=== Task to complete ===
Print the full listing exactly.

start Excerpted records

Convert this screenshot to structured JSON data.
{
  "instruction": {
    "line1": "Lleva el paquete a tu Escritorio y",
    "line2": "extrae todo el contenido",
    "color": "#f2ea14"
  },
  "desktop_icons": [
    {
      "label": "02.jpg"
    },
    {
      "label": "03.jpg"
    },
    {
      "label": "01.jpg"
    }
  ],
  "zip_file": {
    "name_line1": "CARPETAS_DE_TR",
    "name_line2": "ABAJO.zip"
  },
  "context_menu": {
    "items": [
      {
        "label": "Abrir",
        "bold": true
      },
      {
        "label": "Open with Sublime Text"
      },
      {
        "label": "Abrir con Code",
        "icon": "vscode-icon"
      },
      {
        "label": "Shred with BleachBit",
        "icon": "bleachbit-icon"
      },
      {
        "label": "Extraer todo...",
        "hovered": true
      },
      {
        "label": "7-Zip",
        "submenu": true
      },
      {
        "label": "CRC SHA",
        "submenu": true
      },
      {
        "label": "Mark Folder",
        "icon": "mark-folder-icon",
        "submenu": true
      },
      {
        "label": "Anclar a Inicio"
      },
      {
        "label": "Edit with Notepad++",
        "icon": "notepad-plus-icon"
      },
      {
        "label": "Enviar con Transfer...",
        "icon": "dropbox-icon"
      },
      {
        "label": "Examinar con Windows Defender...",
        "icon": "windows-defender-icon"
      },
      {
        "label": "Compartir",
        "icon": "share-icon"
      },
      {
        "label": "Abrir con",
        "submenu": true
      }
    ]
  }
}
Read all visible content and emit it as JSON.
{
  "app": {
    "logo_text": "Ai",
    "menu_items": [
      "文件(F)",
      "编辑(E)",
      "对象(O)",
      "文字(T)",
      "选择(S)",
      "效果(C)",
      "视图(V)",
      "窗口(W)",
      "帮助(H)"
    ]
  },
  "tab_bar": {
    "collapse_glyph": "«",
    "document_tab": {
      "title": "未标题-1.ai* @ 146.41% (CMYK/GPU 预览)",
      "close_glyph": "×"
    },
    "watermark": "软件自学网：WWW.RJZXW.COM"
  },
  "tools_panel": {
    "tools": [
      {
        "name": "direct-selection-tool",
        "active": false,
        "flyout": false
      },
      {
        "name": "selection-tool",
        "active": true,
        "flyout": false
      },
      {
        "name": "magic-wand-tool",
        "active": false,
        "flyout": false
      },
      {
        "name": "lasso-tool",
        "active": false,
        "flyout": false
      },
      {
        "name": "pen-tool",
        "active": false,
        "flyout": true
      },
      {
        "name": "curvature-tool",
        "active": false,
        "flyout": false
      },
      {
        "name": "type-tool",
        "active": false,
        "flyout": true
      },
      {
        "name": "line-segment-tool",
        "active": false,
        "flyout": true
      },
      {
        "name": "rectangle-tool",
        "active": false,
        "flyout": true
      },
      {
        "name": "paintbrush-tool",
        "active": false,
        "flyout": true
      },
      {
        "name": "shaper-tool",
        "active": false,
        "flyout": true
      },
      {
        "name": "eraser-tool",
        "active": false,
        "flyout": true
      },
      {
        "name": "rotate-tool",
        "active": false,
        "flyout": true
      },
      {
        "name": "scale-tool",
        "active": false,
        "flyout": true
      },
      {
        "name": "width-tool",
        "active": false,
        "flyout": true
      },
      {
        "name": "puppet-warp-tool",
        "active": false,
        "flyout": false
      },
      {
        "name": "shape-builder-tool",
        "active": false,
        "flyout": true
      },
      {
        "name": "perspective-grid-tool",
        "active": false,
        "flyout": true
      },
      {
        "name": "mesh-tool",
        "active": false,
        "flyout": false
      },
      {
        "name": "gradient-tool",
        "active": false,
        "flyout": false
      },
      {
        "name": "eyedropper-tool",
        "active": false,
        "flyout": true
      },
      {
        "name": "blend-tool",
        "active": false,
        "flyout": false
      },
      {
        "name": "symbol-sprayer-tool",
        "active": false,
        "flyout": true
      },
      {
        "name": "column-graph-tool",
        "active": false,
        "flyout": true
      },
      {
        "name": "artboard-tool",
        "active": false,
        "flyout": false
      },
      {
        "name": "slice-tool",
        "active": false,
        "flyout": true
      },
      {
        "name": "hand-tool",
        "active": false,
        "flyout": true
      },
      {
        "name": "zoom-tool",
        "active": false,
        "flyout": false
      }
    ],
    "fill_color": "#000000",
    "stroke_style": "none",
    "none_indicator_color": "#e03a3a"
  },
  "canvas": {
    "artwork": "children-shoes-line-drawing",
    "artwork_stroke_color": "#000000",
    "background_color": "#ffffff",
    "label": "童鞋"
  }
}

end Excerpted records

=== Exercise solution ===
Convert this screenshot to structured JSON data.
{
  "instruction": {
    "line1": "Lleva el paquete a tu Escritorio y",
    "line2": "extrae todo el contenido",
    "color": "#f2ea14"
  },
  "desktop_icons": [
    {
      "label": "02.jpg"
    },
    {
      "label": "03.jpg"
    },
    {
      "label": "01.jpg"
    }
  ],
  "zip_file": {
    "name_line1": "CARPETAS_DE_TR",
    "name_line2": "ABAJO.zip"
  },
  "context_menu": {
    "items": [
      {
        "label": "Abrir",
        "bold": true
      },
      {
        "label": "Open with Sublime Text"
      },
      {
        "label": "Abrir con Code",
        "icon": "vscode-icon"
      },
      {
        "label": "Shred with BleachBit",
        "icon": "bleachbit-icon"
      },
      {
        "label": "Extraer todo...",
        "hovered": true
      },
      {
        "label": "7-Zip",
        "submenu": true
      },
      {
        "label": "CRC SHA",
        "submenu": true
      },
      {
        "label": "Mark Folder",
        "icon": "mark-folder-icon",
        "submenu": true
      },
      {
        "label": "Anclar a Inicio"
      },
      {
        "label": "Edit with Notepad++",
        "icon": "notepad-plus-icon"
      },
      {
        "label": "Enviar con Transfer...",
        "icon": "dropbox-icon"
      },
      {
        "label": "Examinar con Windows Defender...",
        "icon": "windows-defender-icon"
      },
      {
        "label": "Compartir",
        "icon": "share-icon"
      },
      {
        "label": "Abrir con",
        "submenu": true
      }
    ]
  }
}
Read all visible content and emit it as JSON.
{
  "app": {
    "logo_text": "Ai",
    "menu_items": [
      "文件(F)",
      "编辑(E)",
      "对象(O)",
      "文字(T)",
      "选择(S)",
      "效果(C)",
      "视图(V)",
      "窗口(W)",
      "帮助(H)"
    ]
  },
  "tab_bar": {
    "collapse_glyph": "«",
    "document_tab": {
      "title": "未标题-1.ai* @ 146.41% (CMYK/GPU 预览)",
      "close_glyph": "×"
    },
    "watermark": "软件自学网：WWW.RJZXW.COM"
  },
  "tools_panel": {
    "tools": [
      {
        "name": "direct-selection-tool",
        "active": false,
        "flyout": false
      },
      {
        "name": "selection-tool",
        "active": true,
        "flyout": false
      },
      {
        "name": "magic-wand-tool",
        "active": false,
        "flyout": false
      },
      {
        "name": "lasso-tool",
        "active": false,
        "flyout": false
      },
      {
        "name": "pen-tool",
        "active": false,
        "flyout": true
      },
      {
        "name": "curvature-tool",
        "active": false,
        "flyout": false
      },
      {
        "name": "type-tool",
        "active": false,
        "flyout": true
      },
      {
        "name": "line-segment-tool",
        "active": false,
        "flyout": true
      },
      {
        "name": "rectangle-tool",
        "active": false,
        "flyout": true
      },
      {
        "name": "paintbrush-tool",
        "active": false,
        "flyout": true
      },
      {
        "name": "shaper-tool",
        "active": false,
        "flyout": true
      },
      {
        "name": "eraser-tool",
        "active": false,
        "flyout": true
      },
      {
        "name": "rotate-tool",
        "active": false,
        "flyout": true
      },
      {
        "name": "scale-tool",
        "active": false,
        "flyout": true
      },
      {
        "name": "width-tool",
        "active": false,
        "flyout": true
      },
      {
        "name": "puppet-warp-tool",
        "active": false,
        "flyout": false
      },
      {
        "name": "shape-builder-tool",
        "active": false,
        "flyout": true
      },
      {
        "name": "perspective-grid-tool",
        "active": false,
        "flyout": true
      },
      {
        "name": "mesh-tool",
        "active": false,
        "flyout": false
      },
      {
        "name": "gradient-tool",
        "active": false,
        "flyout": false
      },
      {
        "name": "eyedropper-tool",
        "active": false,
        "flyout": true
      },
      {
        "name": "blend-tool",
        "active": false,
        "flyout": false
      },
      {
        "name": "symbol-sprayer-tool",
        "active": false,
        "flyout": true
      },
      {
        "name": "column-graph-tool",
        "active": false,
        "flyout": true
      },
      {
        "name": "artboard-tool",
        "active": false,
        "flyout": false
      },
      {
        "name": "slice-tool",
        "active": false,
        "flyout": true
      },
      {
        "name": "hand-tool",
        "active": false,
        "flyout": true
      },
      {
        "name": "zoom-tool",
        "active": false,
        "flyout": false
      }
    ],
    "fill_color": "#000000",
    "stroke_style": "none",
    "none_indicator_color": "#e03a3a"
  },
  "canvas": {
    "artwork": "children-shoes-line-drawing",
    "artwork_stroke_color": "#000000",
    "background_color": "#ffffff",
    "label": "童鞋"
  }
}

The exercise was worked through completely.